:: Document source ::

1

Vingt ans de poésie israélienne engagée

Jamais on ne se baigne plus d’une fois dans le même sang. Le corps s’estompe et à l’instant, lui seul existe. Comme la mer, comme la mer. Et il n’y a aucun sauveteur
S’est-elle écriée jusqu’à ce qu’elle ne soit plus que cri ?

Liat Kaplan

 

Comment mettre fin aux choses qui n’ont pas de fin ?
Tuvia Rubner

 

Il n’est pas fréquent de fermer les pages d’une anthologie de poésie en pleine conscience d’avoir lu un très grand livre. Et de se dire que si un livre de poèmes devait recevoir un prix littéraire cette année, ce devrait être ce livre-là. Tout en pensant aussi que la paix approcherait – peut-être – si le même genre de livre paraissait de l’autre côté du mur séparant israéliens et palestiniens. Un collectif de poètes israéliens critiques du comportement politique d’une partie d’Israël associé à un collectif de poètes palestiniens et arabes tout aussi critiques du comportement politique d’une partie de la Palestine. Un livre/pendant traduit et publié lui-aussi avec l’aide du Centre National du Livre français. Reconnaissons-le : ça aurait de la gueule. Une sorte de « gueule anti-idéologique ». C'est-à-dire poétique, par essence. Une avancée concrète dans le domaine de la civilisation.

:: Consigne ::
Pouvez-vous mettre à jour le passage du texte sur la poésie israélienne qui commence à « Jamais on ne » et se termine à « plus que cri ? », en y remplaçant « sauveteur » par « témoin » ? Le matériel qui suit n'a aucun rapport avec le texte sur la poésie israélienne.

:: Extrait de données ::

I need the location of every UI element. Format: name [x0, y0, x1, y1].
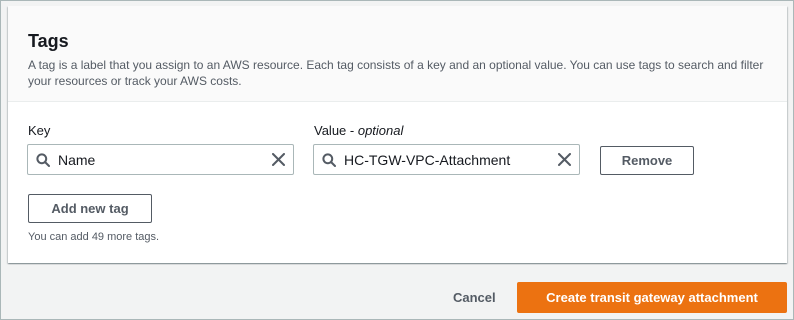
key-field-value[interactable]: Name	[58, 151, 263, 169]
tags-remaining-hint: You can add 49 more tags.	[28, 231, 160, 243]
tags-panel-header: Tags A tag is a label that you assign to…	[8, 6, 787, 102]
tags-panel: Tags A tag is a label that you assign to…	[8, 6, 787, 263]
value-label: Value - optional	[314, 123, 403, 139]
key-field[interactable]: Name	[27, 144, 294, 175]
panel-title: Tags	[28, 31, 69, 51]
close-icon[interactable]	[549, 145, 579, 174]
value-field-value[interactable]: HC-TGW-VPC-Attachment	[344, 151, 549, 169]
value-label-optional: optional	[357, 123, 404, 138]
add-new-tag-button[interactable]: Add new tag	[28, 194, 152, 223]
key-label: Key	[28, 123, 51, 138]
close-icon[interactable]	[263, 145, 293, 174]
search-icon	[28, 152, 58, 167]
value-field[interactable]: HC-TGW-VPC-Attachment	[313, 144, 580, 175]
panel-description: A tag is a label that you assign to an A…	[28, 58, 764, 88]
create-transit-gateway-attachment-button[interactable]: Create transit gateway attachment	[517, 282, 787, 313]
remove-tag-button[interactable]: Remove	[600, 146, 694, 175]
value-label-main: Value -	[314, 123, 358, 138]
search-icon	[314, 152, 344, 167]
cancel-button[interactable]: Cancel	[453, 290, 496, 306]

==

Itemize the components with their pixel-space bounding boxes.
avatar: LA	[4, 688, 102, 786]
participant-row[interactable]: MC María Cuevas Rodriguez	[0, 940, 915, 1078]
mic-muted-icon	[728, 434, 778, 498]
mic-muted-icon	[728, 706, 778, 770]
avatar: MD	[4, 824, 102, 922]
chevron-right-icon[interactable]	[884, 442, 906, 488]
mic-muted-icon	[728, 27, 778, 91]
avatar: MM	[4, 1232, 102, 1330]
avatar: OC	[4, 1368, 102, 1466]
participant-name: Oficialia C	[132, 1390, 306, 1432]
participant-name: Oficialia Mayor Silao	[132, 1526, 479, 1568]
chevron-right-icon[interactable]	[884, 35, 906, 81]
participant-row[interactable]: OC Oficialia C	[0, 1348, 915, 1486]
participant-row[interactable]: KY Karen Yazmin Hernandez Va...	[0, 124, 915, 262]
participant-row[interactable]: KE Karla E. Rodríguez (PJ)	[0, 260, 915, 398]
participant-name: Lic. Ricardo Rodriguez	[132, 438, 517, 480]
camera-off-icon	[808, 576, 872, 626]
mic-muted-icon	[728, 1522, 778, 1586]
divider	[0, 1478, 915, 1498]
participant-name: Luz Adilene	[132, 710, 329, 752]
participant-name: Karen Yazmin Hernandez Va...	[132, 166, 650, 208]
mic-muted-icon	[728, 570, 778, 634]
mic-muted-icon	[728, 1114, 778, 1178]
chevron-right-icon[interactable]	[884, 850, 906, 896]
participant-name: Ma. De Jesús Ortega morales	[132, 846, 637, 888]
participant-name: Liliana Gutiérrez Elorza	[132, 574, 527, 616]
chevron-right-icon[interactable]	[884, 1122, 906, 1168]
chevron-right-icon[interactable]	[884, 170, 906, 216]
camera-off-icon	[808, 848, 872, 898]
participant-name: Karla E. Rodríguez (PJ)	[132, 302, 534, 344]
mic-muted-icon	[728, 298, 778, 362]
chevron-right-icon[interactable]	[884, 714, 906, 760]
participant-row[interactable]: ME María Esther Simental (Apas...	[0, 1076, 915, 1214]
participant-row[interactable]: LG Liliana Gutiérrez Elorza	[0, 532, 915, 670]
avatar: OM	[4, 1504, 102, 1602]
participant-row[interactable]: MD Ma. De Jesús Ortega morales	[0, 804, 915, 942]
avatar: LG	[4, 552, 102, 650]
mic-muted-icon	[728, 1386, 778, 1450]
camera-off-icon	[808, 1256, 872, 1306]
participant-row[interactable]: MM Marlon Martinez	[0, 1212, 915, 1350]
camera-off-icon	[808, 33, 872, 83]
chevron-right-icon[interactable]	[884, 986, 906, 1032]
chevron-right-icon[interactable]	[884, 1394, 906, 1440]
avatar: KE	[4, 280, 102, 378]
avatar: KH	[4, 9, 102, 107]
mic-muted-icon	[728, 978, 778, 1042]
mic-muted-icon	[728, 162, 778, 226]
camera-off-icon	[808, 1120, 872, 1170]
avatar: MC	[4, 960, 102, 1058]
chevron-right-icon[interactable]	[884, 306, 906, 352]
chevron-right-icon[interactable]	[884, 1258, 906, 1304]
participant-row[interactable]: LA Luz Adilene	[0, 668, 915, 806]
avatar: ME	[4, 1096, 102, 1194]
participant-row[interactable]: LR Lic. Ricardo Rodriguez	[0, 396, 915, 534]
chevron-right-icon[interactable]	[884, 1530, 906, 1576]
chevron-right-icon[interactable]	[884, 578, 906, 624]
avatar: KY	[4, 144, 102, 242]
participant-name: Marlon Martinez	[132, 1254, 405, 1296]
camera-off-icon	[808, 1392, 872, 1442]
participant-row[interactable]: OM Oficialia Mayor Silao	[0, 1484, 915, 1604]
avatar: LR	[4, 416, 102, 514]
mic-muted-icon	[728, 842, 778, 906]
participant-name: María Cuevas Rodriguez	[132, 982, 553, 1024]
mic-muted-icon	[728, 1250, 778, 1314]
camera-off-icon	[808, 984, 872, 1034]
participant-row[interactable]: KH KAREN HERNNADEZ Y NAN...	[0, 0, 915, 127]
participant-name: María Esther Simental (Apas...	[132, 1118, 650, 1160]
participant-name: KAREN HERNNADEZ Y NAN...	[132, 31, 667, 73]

:: Réponse rédigée ::
Jamais on ne se baigne plus d’une fois dans le même sang. Le corps s’estompe et à l’instant, lui seul existe. Comme la mer, comme la mer. Et il n’y a aucun témoin
S’est-elle écriée jusqu’à ce qu’elle ne soit plus que cri ?